## Exercise brief
Spot each line in the records below where the word "хотят" occurs, then copy it.

## Excerpted data
★ ★ ★ ★

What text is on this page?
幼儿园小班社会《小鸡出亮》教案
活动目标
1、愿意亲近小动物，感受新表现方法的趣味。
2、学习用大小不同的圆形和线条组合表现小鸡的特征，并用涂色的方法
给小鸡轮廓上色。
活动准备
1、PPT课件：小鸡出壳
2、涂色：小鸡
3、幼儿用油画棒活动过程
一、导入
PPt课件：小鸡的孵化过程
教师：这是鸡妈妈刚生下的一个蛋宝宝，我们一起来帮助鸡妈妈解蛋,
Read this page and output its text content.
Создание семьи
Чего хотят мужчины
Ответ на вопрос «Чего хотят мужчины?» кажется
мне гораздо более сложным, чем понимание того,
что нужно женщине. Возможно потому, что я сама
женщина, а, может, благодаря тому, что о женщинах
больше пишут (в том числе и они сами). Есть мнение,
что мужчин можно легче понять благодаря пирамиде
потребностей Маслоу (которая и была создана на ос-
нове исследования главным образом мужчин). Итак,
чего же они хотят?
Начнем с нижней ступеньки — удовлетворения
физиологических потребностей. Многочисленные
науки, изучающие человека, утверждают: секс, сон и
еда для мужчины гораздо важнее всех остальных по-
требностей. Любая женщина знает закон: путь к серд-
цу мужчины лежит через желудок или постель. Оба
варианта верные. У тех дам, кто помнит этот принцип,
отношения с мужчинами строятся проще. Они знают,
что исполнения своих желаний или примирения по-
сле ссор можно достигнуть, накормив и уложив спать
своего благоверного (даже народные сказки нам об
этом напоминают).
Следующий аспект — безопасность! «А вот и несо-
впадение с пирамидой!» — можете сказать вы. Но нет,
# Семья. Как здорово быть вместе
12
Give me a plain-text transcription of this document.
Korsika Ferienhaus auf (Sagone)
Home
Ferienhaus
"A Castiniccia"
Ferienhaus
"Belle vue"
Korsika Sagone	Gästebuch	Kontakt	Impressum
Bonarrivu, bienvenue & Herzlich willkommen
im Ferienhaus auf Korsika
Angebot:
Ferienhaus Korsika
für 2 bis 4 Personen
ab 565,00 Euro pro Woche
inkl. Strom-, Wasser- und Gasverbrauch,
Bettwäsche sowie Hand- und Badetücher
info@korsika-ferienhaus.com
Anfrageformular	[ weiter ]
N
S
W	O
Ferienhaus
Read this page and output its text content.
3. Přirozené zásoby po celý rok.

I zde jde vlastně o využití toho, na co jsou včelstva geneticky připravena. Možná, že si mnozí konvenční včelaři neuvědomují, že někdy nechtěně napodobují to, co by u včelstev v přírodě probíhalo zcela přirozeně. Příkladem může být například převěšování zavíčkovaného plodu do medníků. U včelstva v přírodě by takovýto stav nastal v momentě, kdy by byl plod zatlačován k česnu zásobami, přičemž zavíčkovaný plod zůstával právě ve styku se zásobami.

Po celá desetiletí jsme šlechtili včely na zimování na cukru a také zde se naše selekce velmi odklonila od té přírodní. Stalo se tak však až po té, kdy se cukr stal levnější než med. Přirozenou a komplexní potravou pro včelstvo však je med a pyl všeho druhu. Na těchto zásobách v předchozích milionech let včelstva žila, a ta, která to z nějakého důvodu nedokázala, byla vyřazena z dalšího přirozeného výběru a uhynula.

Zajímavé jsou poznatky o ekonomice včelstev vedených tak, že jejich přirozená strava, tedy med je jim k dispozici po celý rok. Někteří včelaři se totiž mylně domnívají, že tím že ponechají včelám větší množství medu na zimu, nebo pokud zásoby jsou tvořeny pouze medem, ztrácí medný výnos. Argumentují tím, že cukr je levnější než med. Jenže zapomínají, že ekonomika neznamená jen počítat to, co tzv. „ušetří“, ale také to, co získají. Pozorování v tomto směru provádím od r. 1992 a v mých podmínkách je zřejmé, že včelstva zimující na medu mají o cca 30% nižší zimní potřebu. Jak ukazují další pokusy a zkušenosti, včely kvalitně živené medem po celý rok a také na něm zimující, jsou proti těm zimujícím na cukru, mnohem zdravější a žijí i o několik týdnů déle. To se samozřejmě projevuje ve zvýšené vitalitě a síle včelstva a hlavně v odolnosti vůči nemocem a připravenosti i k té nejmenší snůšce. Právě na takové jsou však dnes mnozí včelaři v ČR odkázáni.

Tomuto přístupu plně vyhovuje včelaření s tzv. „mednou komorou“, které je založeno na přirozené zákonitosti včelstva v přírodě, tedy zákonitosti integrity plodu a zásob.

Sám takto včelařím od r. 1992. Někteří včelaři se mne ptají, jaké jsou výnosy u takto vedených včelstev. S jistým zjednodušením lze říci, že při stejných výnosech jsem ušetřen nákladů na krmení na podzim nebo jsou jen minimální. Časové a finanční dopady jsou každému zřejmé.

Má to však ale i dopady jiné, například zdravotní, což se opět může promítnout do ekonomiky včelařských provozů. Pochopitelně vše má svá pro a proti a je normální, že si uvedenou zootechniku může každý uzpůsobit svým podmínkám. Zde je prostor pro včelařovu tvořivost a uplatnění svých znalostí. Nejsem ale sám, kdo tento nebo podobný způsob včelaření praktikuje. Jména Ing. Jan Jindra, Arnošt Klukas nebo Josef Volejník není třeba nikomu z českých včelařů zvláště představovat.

★ ★ ★ ★

## Output for this task
Чего хотят мужчины
Ответ на вопрос «Чего хотят мужчины?» кажется
чего же они хотят?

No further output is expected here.